======== DATA FOR THIS EXERCISE
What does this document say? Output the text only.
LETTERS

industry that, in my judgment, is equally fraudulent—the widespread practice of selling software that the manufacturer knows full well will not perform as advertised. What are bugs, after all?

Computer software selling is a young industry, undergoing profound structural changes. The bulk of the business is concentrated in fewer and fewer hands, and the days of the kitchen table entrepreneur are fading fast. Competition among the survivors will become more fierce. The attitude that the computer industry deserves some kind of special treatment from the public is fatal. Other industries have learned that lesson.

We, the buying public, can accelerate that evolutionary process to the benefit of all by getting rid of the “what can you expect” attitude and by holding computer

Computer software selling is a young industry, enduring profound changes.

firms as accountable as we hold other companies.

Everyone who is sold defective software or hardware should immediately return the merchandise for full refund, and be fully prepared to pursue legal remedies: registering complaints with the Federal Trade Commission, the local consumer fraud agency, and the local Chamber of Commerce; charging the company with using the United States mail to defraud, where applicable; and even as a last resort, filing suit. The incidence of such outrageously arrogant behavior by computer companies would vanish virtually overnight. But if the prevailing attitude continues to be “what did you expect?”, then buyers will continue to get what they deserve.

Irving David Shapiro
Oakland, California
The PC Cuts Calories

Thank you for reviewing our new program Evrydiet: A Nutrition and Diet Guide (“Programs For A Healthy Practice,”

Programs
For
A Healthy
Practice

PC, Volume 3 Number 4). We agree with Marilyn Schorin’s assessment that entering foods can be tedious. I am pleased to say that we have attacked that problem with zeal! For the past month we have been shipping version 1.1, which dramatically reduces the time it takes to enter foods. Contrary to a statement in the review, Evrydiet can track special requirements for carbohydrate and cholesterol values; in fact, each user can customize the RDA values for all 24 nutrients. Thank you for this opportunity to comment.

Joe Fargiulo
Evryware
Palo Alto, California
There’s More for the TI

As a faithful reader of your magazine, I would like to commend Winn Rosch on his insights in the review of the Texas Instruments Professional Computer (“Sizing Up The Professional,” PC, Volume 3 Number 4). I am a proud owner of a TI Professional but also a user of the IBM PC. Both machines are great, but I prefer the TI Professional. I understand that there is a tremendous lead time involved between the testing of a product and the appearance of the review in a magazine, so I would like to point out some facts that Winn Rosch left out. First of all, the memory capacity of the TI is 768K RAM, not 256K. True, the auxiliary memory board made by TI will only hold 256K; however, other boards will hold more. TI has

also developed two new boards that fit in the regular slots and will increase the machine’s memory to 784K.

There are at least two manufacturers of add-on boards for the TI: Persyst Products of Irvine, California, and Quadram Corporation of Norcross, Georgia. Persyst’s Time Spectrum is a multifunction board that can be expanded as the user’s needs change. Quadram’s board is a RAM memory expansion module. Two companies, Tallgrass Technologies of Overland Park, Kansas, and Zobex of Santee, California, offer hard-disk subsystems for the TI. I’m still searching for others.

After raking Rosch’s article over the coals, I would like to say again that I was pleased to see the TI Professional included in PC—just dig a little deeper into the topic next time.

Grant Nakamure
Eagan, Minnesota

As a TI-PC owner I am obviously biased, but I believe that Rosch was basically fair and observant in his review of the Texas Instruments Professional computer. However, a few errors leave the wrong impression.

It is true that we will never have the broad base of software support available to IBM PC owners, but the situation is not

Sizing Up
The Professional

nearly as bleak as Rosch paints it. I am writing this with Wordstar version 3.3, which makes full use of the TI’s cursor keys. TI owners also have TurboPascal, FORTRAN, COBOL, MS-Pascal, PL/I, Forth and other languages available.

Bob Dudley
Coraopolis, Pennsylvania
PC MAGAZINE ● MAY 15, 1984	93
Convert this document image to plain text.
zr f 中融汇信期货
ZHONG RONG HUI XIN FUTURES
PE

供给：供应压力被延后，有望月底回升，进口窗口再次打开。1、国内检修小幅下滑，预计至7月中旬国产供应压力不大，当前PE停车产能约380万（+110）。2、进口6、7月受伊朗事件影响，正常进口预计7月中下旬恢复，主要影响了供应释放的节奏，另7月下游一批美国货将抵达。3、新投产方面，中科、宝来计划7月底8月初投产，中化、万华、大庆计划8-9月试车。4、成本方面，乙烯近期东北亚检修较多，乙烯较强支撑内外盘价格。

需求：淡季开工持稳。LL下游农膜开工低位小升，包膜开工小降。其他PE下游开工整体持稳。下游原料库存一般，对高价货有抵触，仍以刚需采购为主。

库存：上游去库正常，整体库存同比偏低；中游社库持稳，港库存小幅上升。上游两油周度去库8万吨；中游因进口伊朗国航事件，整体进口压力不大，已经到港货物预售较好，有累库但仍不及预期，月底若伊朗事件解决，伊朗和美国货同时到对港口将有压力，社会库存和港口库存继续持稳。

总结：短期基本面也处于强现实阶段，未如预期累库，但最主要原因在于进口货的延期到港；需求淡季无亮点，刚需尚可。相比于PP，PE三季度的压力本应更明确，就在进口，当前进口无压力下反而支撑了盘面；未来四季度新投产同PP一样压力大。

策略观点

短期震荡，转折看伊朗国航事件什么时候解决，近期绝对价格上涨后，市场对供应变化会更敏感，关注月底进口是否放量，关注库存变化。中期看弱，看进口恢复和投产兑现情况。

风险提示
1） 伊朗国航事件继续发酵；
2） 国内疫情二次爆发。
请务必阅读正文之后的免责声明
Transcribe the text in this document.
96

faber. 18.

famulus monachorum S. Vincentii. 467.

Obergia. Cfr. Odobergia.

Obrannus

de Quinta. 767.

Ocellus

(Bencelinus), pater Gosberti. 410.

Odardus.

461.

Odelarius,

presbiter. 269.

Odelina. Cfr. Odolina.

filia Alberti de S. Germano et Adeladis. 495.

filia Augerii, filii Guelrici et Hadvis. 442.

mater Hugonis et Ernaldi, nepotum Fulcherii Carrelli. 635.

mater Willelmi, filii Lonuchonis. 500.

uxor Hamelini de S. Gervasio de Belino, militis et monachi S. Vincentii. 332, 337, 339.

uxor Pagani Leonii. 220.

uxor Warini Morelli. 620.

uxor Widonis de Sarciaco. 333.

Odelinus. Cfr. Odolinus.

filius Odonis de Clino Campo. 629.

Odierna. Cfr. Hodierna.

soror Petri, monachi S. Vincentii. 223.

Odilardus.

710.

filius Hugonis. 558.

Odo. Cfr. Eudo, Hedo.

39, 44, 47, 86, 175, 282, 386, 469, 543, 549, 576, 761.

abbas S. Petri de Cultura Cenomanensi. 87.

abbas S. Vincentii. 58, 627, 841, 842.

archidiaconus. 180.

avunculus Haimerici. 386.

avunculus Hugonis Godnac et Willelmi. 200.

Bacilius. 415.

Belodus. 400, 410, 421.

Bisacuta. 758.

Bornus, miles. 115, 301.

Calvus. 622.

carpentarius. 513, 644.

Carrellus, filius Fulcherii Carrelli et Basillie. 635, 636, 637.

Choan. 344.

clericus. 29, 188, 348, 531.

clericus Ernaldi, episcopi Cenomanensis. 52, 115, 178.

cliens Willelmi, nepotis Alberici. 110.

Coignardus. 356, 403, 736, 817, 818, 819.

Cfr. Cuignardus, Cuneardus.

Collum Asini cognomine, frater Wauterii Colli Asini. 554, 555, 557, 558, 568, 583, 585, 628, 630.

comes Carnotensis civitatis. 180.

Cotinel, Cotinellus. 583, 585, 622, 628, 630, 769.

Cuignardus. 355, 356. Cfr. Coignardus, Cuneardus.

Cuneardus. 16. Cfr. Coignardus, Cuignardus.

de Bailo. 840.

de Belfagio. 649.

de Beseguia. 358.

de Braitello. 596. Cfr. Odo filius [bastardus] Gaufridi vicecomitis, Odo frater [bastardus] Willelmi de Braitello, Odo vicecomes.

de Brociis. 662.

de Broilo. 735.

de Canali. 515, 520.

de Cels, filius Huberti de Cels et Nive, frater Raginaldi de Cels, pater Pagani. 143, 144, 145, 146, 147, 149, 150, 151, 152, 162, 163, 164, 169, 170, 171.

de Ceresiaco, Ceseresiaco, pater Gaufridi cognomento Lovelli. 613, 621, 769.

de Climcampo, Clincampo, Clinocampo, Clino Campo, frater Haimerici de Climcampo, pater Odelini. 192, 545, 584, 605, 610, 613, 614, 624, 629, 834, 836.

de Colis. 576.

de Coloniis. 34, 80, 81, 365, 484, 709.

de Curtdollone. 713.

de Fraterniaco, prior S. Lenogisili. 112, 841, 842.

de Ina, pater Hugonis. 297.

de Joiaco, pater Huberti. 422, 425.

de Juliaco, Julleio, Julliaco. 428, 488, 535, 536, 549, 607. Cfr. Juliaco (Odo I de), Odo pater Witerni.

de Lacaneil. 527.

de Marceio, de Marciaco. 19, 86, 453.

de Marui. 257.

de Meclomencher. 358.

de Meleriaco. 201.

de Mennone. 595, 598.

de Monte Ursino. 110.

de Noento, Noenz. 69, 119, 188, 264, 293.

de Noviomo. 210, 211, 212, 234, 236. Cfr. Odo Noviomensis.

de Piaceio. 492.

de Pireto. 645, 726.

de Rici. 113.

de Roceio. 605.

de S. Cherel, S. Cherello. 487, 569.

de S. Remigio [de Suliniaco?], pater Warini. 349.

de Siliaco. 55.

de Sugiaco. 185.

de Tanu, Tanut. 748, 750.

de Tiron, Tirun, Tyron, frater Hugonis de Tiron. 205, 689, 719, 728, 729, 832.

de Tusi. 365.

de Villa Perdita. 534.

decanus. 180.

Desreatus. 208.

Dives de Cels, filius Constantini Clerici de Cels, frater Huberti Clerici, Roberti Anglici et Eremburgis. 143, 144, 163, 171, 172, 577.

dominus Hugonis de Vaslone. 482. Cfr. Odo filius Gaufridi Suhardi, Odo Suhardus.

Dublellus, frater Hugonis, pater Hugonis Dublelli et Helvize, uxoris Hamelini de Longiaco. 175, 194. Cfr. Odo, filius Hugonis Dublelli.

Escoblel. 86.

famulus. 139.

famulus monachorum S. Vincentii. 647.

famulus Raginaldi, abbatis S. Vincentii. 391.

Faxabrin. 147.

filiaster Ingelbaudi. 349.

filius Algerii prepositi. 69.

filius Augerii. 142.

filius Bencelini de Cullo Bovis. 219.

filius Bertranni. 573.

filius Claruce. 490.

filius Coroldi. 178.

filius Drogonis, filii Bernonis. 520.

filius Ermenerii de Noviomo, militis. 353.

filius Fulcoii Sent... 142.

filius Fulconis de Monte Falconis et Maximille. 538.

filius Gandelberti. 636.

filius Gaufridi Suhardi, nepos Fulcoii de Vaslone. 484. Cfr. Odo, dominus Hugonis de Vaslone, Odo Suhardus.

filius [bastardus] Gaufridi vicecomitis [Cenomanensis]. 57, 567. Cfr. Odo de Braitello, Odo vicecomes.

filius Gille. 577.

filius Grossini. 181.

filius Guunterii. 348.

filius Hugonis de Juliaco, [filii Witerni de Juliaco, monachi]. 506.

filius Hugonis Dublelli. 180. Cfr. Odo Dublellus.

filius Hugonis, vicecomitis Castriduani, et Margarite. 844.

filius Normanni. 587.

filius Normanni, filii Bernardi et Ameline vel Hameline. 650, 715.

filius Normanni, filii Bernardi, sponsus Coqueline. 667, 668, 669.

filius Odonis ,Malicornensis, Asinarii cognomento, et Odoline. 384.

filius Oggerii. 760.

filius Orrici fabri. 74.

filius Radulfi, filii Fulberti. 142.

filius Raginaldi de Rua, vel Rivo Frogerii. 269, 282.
================
Wherever "Cuignardus" shows up in a line, copy that line.

• [SOLUTION TO THIS PROBLEM]:
Cfr. Cuignardus, Cuneardus.
Cuignardus. 355, 356. Cfr. Coignardus, Cuneardus.
Cuneardus. 16. Cfr. Coignardus, Cuignardus.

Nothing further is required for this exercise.